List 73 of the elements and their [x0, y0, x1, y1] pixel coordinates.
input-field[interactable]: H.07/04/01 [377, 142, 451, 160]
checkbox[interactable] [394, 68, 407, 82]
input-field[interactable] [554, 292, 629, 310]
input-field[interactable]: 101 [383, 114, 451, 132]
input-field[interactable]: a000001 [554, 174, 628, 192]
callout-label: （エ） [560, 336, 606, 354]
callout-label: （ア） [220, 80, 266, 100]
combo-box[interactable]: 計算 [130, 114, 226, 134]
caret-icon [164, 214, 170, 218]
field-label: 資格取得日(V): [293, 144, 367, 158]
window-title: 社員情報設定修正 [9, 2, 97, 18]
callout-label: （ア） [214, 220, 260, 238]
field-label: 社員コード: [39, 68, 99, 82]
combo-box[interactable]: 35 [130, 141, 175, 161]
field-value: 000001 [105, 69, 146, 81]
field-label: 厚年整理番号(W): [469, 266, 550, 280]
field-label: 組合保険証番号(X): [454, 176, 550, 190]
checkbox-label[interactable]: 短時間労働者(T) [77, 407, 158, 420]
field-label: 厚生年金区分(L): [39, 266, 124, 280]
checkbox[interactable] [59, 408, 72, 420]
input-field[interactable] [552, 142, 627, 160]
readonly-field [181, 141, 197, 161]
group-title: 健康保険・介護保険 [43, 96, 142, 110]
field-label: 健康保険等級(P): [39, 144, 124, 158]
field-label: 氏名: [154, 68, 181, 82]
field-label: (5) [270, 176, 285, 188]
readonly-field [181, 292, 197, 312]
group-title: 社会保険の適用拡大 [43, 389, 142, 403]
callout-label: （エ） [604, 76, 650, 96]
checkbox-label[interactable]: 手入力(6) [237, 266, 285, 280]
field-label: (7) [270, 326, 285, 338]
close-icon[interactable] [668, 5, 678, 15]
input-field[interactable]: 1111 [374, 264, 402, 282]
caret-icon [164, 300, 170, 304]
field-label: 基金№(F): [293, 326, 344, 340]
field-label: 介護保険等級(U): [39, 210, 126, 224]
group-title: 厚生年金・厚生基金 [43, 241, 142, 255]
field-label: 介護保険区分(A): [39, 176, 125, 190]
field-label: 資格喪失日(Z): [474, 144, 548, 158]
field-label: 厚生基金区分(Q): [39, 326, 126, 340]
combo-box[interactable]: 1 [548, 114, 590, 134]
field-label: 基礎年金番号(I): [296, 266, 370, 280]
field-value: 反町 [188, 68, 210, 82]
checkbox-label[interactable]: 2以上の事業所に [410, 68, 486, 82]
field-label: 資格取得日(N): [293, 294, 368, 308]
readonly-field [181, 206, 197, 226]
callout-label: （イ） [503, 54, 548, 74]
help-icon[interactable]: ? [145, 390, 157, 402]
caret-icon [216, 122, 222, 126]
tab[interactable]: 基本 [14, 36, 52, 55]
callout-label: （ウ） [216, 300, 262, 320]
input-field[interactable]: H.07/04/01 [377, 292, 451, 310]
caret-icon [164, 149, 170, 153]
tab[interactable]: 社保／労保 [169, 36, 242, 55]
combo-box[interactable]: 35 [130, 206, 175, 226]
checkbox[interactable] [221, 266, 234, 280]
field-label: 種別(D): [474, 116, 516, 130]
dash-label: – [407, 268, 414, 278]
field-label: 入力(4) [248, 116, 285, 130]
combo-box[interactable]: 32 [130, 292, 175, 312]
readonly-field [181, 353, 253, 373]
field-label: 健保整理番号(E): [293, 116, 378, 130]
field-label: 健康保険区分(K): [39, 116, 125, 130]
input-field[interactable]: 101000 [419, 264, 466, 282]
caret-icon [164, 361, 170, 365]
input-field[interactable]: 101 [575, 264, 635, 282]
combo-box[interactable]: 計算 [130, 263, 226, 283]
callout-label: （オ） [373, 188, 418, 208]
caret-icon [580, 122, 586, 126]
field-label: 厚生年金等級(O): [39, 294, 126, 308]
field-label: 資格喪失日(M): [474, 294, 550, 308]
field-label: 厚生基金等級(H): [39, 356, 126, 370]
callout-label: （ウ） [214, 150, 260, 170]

+===+

WHAT TO PRODUCE >> Pull out every row above that contains the word "title", treating uppercase and lowercase letters as different.

COMPLETED TASK >>
window-title: 社員情報設定修正 [9, 2, 97, 18]
group-title: 健康保険・介護保険 [43, 96, 142, 110]
group-title: 社会保険の適用拡大 [43, 389, 142, 403]
group-title: 厚生年金・厚生基金 [43, 241, 142, 255]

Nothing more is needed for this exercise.